WRITTEN TASK:
Report every line in the listing that contains the string "фтор".

RECORD LIST:
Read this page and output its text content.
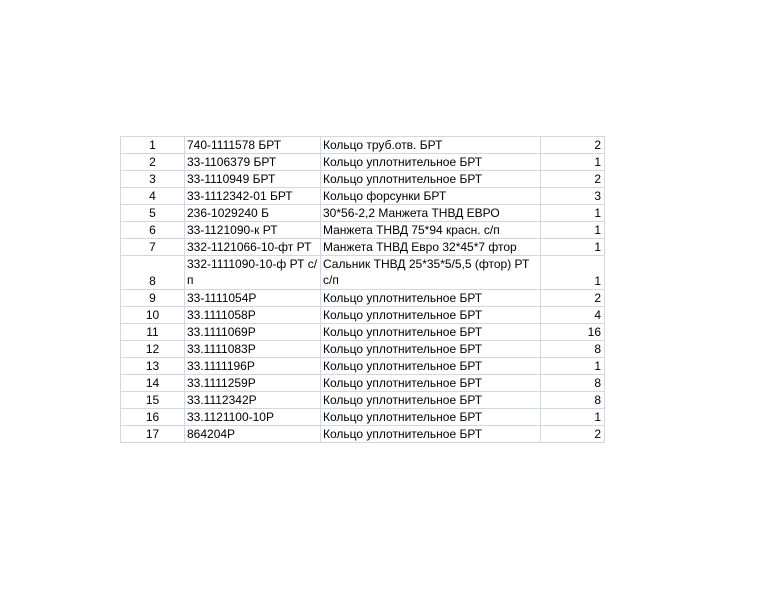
1	740-1111578 БРТ	Кольцо труб.отв. БРТ	2
2	33-1106379 БРТ	Кольцо уплотнительное БРТ	1
3	33-1110949 БРТ	Кольцо уплотнительное БРТ	2
4	33-1112342-01 БРТ	Кольцо форсунки БРТ	3
5	236-1029240 Б	30*56-2,2 Манжета ТНВД ЕВРО	1
6	33-1121090-к РТ	Манжета ТНВД 75*94 красн. с/п	1
7	332-1121066-10-фт РТ	Манжета ТНВД Евро 32*45*7 фтор	1
8	332-1111090-10-ф РТ с/п	Сальник ТНВД 25*35*5/5,5 (фтор) РТ с/п	1
9	33-1111054Р	Кольцо уплотнительное БРТ	2
10	33.1111058Р	Кольцо уплотнительное БРТ	4
11	33.1111069Р	Кольцо уплотнительное БРТ	16
12	33.1111083Р	Кольцо уплотнительное БРТ	8
13	33.1111196Р	Кольцо уплотнительное БРТ	1
14	33.1111259Р	Кольцо уплотнительное БРТ	8
15	33.1112342Р	Кольцо уплотнительное БРТ	8
16	33.1121100-10Р	Кольцо уплотнительное БРТ	1
17	864204Р	Кольцо уплотнительное БРТ	2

ANSWER BELOW:
7	332-1121066-10-фт РТ	Манжета ТНВД Евро 32*45*7 фтор	1
8	332-1111090-10-ф РТ с/п	Сальник ТНВД 25*35*5/5,5 (фтор) РТ с/п	1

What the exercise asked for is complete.